Quote the line containing "Parse this screenshot: output" and all lines that follow it in the listing below, exactly as written.

Rows
== == ==

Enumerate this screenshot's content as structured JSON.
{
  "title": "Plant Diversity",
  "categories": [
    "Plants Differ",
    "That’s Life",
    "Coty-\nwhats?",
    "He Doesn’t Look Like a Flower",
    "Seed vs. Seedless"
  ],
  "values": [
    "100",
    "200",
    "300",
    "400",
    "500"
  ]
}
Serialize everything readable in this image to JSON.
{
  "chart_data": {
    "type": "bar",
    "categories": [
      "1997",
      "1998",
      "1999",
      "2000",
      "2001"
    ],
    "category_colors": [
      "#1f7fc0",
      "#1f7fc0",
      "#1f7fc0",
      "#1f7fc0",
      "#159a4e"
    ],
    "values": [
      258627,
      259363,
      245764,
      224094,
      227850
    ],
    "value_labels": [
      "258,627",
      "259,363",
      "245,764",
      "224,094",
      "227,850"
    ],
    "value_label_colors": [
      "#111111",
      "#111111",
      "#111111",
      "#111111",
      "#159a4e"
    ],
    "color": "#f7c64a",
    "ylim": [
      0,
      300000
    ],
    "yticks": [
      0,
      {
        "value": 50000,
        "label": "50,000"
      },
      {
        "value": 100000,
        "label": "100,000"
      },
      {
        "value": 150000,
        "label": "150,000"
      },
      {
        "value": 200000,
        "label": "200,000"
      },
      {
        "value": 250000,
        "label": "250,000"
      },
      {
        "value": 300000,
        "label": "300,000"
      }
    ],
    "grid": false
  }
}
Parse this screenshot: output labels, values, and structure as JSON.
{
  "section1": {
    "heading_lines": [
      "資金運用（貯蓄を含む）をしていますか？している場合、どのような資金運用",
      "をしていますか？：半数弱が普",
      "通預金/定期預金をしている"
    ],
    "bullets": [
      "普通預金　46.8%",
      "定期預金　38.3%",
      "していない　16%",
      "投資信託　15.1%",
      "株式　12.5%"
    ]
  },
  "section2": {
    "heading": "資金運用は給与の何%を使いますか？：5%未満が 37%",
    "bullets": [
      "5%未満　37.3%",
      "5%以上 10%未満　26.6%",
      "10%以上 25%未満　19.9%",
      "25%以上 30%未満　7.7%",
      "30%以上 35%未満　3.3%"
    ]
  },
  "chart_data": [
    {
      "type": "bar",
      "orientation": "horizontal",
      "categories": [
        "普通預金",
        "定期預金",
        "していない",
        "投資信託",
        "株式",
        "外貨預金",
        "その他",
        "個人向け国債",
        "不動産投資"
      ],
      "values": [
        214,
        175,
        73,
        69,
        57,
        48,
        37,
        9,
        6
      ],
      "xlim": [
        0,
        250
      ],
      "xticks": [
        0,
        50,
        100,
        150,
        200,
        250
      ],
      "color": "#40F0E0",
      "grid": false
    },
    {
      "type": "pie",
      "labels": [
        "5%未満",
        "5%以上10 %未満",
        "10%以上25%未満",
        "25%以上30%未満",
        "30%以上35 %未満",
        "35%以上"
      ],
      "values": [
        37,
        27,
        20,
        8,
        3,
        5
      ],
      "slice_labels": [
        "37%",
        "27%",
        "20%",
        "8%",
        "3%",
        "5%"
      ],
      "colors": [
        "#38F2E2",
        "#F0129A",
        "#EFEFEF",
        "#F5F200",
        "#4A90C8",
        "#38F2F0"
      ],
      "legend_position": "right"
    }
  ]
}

== == ==

The reply
Parse this screenshot: output labels, values, and structure as JSON.
{
  "section1": {
    "heading_lines": [
      "資金運用（貯蓄を含む）をしていますか？している場合、どのような資金運用",
      "をしていますか？：半数弱が普",
      "通預金/定期預金をしている"
    ],
    "bullets": [
      "普通預金　46.8%",
      "定期預金　38.3%",
      "していない　16%",
      "投資信託　15.1%",
      "株式　12.5%"
    ]
  },
  "section2": {
    "heading": "資金運用は給与の何%を使いますか？：5%未満が 37%",
    "bullets": [
      "5%未満　37.3%",
      "5%以上 10%未満　26.6%",
      "10%以上 25%未満　19.9%",
      "25%以上 30%未満　7.7%",
      "30%以上 35%未満　3.3%"
    ]
  },
  "chart_data": [
    {
      "type": "bar",
      "orientation": "horizontal",
      "categories": [
        "普通預金",
        "定期預金",
        "していない",
        "投資信託",
        "株式",
        "外貨預金",
        "その他",
        "個人向け国債",
        "不動産投資"
      ],
      "values": [
        214,
        175,
        73,
        69,
        57,
        48,
        37,
        9,
        6
      ],
      "xlim": [
        0,
        250
      ],
      "xticks": [
        0,
        50,
        100,
        150,
        200,
        250
      ],
      "color": "#40F0E0",
      "grid": false
    },
    {
      "type": "pie",
      "labels": [
        "5%未満",
        "5%以上10 %未満",
        "10%以上25%未満",
        "25%以上30%未満",
        "30%以上35 %未満",
        "35%以上"
      ],
      "values": [
        37,
        27,
        20,
        8,
        3,
        5
      ],
      "slice_labels": [
        "37%",
        "27%",
        "20%",
        "8%",
        "3%",
        "5%"
      ],
      "colors": [
        "#38F2E2",
        "#F0129A",
        "#EFEFEF",
        "#F5F200",
        "#4A90C8",
        "#38F2F0"
      ],
      "legend_position": "right"
    }
  ]
}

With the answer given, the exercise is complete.